■ Task details ■
Retype the material below. Keep every word exactly as it is.
○ ○ ○ ○
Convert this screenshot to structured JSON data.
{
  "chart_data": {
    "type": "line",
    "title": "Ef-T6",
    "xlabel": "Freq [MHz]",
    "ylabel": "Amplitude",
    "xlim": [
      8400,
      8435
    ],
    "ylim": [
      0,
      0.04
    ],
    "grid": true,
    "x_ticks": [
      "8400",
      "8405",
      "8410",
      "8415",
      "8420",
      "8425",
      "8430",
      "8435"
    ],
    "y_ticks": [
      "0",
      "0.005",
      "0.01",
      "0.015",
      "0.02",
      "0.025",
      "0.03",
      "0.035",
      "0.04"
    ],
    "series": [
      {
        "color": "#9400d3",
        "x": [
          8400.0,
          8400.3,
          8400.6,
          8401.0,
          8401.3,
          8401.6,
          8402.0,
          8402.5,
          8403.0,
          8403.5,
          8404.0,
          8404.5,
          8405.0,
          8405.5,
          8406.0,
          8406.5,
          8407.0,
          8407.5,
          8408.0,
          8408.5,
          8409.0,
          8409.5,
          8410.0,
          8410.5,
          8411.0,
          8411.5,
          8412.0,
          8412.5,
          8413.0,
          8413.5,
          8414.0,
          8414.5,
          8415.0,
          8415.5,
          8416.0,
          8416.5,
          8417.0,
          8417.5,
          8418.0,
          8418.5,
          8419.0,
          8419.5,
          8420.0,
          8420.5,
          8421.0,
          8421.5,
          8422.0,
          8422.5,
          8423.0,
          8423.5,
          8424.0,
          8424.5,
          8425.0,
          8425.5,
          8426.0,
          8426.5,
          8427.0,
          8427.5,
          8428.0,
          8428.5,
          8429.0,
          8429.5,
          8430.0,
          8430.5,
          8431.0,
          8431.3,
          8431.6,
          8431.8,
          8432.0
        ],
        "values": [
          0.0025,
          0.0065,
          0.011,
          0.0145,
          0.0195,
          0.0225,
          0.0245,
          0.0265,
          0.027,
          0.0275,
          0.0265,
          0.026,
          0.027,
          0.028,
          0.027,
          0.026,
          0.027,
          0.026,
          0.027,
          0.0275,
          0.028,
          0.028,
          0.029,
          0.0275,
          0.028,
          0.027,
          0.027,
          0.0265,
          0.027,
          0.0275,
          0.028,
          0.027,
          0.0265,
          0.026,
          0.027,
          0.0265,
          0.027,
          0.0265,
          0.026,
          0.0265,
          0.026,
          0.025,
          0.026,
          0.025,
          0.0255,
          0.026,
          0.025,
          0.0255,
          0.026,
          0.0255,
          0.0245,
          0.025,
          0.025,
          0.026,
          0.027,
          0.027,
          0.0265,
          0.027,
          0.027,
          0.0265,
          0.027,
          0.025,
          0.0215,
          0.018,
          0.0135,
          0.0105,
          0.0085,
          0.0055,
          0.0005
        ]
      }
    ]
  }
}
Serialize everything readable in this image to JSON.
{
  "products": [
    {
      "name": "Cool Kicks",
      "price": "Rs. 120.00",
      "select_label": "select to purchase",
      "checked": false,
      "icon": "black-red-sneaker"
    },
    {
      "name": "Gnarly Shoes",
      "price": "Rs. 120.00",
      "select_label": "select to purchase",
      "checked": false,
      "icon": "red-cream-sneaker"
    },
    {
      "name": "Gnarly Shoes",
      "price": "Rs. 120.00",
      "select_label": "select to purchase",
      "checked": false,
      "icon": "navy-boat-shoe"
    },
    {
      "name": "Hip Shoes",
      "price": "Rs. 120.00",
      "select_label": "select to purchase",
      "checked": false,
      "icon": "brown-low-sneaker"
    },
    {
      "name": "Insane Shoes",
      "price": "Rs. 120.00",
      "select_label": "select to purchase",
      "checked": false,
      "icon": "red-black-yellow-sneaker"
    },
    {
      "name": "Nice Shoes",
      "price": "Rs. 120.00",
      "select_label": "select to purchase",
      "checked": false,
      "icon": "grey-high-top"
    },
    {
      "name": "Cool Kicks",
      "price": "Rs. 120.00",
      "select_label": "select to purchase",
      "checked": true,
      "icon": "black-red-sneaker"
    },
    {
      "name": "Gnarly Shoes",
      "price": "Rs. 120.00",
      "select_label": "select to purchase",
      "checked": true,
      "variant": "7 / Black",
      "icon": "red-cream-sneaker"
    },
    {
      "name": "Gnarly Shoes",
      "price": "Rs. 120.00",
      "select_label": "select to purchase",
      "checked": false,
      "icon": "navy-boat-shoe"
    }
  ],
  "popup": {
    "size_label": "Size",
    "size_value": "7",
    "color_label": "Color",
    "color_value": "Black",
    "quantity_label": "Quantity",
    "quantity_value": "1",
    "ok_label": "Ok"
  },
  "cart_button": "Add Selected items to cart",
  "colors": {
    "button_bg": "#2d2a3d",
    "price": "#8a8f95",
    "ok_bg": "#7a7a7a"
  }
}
○ ○ ○ ○
■ Exercise result ■
Convert this screenshot to structured JSON data.
{
  "chart_data": {
    "type": "line",
    "title": "Ef-T6",
    "xlabel": "Freq [MHz]",
    "ylabel": "Amplitude",
    "xlim": [
      8400,
      8435
    ],
    "ylim": [
      0,
      0.04
    ],
    "grid": true,
    "x_ticks": [
      "8400",
      "8405",
      "8410",
      "8415",
      "8420",
      "8425",
      "8430",
      "8435"
    ],
    "y_ticks": [
      "0",
      "0.005",
      "0.01",
      "0.015",
      "0.02",
      "0.025",
      "0.03",
      "0.035",
      "0.04"
    ],
    "series": [
      {
        "color": "#9400d3",
        "x": [
          8400.0,
          8400.3,
          8400.6,
          8401.0,
          8401.3,
          8401.6,
          8402.0,
          8402.5,
          8403.0,
          8403.5,
          8404.0,
          8404.5,
          8405.0,
          8405.5,
          8406.0,
          8406.5,
          8407.0,
          8407.5,
          8408.0,
          8408.5,
          8409.0,
          8409.5,
          8410.0,
          8410.5,
          8411.0,
          8411.5,
          8412.0,
          8412.5,
          8413.0,
          8413.5,
          8414.0,
          8414.5,
          8415.0,
          8415.5,
          8416.0,
          8416.5,
          8417.0,
          8417.5,
          8418.0,
          8418.5,
          8419.0,
          8419.5,
          8420.0,
          8420.5,
          8421.0,
          8421.5,
          8422.0,
          8422.5,
          8423.0,
          8423.5,
          8424.0,
          8424.5,
          8425.0,
          8425.5,
          8426.0,
          8426.5,
          8427.0,
          8427.5,
          8428.0,
          8428.5,
          8429.0,
          8429.5,
          8430.0,
          8430.5,
          8431.0,
          8431.3,
          8431.6,
          8431.8,
          8432.0
        ],
        "values": [
          0.0025,
          0.0065,
          0.011,
          0.0145,
          0.0195,
          0.0225,
          0.0245,
          0.0265,
          0.027,
          0.0275,
          0.0265,
          0.026,
          0.027,
          0.028,
          0.027,
          0.026,
          0.027,
          0.026,
          0.027,
          0.0275,
          0.028,
          0.028,
          0.029,
          0.0275,
          0.028,
          0.027,
          0.027,
          0.0265,
          0.027,
          0.0275,
          0.028,
          0.027,
          0.0265,
          0.026,
          0.027,
          0.0265,
          0.027,
          0.0265,
          0.026,
          0.0265,
          0.026,
          0.025,
          0.026,
          0.025,
          0.0255,
          0.026,
          0.025,
          0.0255,
          0.026,
          0.0255,
          0.0245,
          0.025,
          0.025,
          0.026,
          0.027,
          0.027,
          0.0265,
          0.027,
          0.027,
          0.0265,
          0.027,
          0.025,
          0.0215,
          0.018,
          0.0135,
          0.0105,
          0.0085,
          0.0055,
          0.0005
        ]
      }
    ]
  }
}
Serialize everything readable in this image to JSON.
{
  "products": [
    {
      "name": "Cool Kicks",
      "price": "Rs. 120.00",
      "select_label": "select to purchase",
      "checked": false,
      "icon": "black-red-sneaker"
    },
    {
      "name": "Gnarly Shoes",
      "price": "Rs. 120.00",
      "select_label": "select to purchase",
      "checked": false,
      "icon": "red-cream-sneaker"
    },
    {
      "name": "Gnarly Shoes",
      "price": "Rs. 120.00",
      "select_label": "select to purchase",
      "checked": false,
      "icon": "navy-boat-shoe"
    },
    {
      "name": "Hip Shoes",
      "price": "Rs. 120.00",
      "select_label": "select to purchase",
      "checked": false,
      "icon": "brown-low-sneaker"
    },
    {
      "name": "Insane Shoes",
      "price": "Rs. 120.00",
      "select_label": "select to purchase",
      "checked": false,
      "icon": "red-black-yellow-sneaker"
    },
    {
      "name": "Nice Shoes",
      "price": "Rs. 120.00",
      "select_label": "select to purchase",
      "checked": false,
      "icon": "grey-high-top"
    },
    {
      "name": "Cool Kicks",
      "price": "Rs. 120.00",
      "select_label": "select to purchase",
      "checked": true,
      "icon": "black-red-sneaker"
    },
    {
      "name": "Gnarly Shoes",
      "price": "Rs. 120.00",
      "select_label": "select to purchase",
      "checked": true,
      "variant": "7 / Black",
      "icon": "red-cream-sneaker"
    },
    {
      "name": "Gnarly Shoes",
      "price": "Rs. 120.00",
      "select_label": "select to purchase",
      "checked": false,
      "icon": "navy-boat-shoe"
    }
  ],
  "popup": {
    "size_label": "Size",
    "size_value": "7",
    "color_label": "Color",
    "color_value": "Black",
    "quantity_label": "Quantity",
    "quantity_value": "1",
    "ok_label": "Ok"
  },
  "cart_button": "Add Selected items to cart",
  "colors": {
    "button_bg": "#2d2a3d",
    "price": "#8a8f95",
    "ok_bg": "#7a7a7a"
  }
}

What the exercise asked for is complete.